Return every line of the material exactly.

## Rows from a dataset
***
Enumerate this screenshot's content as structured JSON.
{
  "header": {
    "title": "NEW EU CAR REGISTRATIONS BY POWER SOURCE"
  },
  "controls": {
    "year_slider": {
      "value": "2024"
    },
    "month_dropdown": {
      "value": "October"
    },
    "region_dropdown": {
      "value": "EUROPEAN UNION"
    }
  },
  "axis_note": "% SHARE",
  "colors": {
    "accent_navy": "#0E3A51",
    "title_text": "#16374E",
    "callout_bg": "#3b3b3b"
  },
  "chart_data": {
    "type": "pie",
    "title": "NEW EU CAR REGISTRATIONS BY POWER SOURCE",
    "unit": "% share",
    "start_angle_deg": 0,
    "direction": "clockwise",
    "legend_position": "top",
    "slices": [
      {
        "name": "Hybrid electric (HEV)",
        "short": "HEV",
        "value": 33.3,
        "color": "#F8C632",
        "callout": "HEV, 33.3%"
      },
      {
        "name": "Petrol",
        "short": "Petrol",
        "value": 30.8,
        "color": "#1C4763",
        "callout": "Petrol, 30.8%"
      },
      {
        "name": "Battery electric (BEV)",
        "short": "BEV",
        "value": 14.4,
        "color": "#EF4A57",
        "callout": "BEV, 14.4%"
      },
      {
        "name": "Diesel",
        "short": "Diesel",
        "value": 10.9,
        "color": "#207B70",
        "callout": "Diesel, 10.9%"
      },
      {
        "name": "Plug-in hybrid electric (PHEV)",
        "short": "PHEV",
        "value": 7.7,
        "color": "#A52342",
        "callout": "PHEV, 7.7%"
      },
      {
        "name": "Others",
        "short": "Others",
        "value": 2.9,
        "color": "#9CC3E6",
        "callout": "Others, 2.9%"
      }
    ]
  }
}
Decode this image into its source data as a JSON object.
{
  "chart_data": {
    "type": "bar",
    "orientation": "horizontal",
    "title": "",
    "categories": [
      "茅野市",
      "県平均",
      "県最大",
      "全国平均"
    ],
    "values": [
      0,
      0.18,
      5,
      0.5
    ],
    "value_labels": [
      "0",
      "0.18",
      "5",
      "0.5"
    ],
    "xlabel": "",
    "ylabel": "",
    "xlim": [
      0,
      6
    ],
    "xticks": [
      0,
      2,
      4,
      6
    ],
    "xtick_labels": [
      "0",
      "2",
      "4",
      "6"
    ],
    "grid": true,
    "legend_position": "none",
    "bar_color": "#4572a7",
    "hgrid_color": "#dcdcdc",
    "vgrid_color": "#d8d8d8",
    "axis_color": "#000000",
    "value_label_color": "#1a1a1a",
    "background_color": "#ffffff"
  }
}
***
## FINAL RESULT
Enumerate this screenshot's content as structured JSON.
{
  "header": {
    "title": "NEW EU CAR REGISTRATIONS BY POWER SOURCE"
  },
  "controls": {
    "year_slider": {
      "value": "2024"
    },
    "month_dropdown": {
      "value": "October"
    },
    "region_dropdown": {
      "value": "EUROPEAN UNION"
    }
  },
  "axis_note": "% SHARE",
  "colors": {
    "accent_navy": "#0E3A51",
    "title_text": "#16374E",
    "callout_bg": "#3b3b3b"
  },
  "chart_data": {
    "type": "pie",
    "title": "NEW EU CAR REGISTRATIONS BY POWER SOURCE",
    "unit": "% share",
    "start_angle_deg": 0,
    "direction": "clockwise",
    "legend_position": "top",
    "slices": [
      {
        "name": "Hybrid electric (HEV)",
        "short": "HEV",
        "value": 33.3,
        "color": "#F8C632",
        "callout": "HEV, 33.3%"
      },
      {
        "name": "Petrol",
        "short": "Petrol",
        "value": 30.8,
        "color": "#1C4763",
        "callout": "Petrol, 30.8%"
      },
      {
        "name": "Battery electric (BEV)",
        "short": "BEV",
        "value": 14.4,
        "color": "#EF4A57",
        "callout": "BEV, 14.4%"
      },
      {
        "name": "Diesel",
        "short": "Diesel",
        "value": 10.9,
        "color": "#207B70",
        "callout": "Diesel, 10.9%"
      },
      {
        "name": "Plug-in hybrid electric (PHEV)",
        "short": "PHEV",
        "value": 7.7,
        "color": "#A52342",
        "callout": "PHEV, 7.7%"
      },
      {
        "name": "Others",
        "short": "Others",
        "value": 2.9,
        "color": "#9CC3E6",
        "callout": "Others, 2.9%"
      }
    ]
  }
}
Decode this image into its source data as a JSON object.
{
  "chart_data": {
    "type": "bar",
    "orientation": "horizontal",
    "title": "",
    "categories": [
      "茅野市",
      "県平均",
      "県最大",
      "全国平均"
    ],
    "values": [
      0,
      0.18,
      5,
      0.5
    ],
    "value_labels": [
      "0",
      "0.18",
      "5",
      "0.5"
    ],
    "xlabel": "",
    "ylabel": "",
    "xlim": [
      0,
      6
    ],
    "xticks": [
      0,
      2,
      4,
      6
    ],
    "xtick_labels": [
      "0",
      "2",
      "4",
      "6"
    ],
    "grid": true,
    "legend_position": "none",
    "bar_color": "#4572a7",
    "hgrid_color": "#dcdcdc",
    "vgrid_color": "#d8d8d8",
    "axis_color": "#000000",
    "value_label_color": "#1a1a1a",
    "background_color": "#ffffff"
  }
}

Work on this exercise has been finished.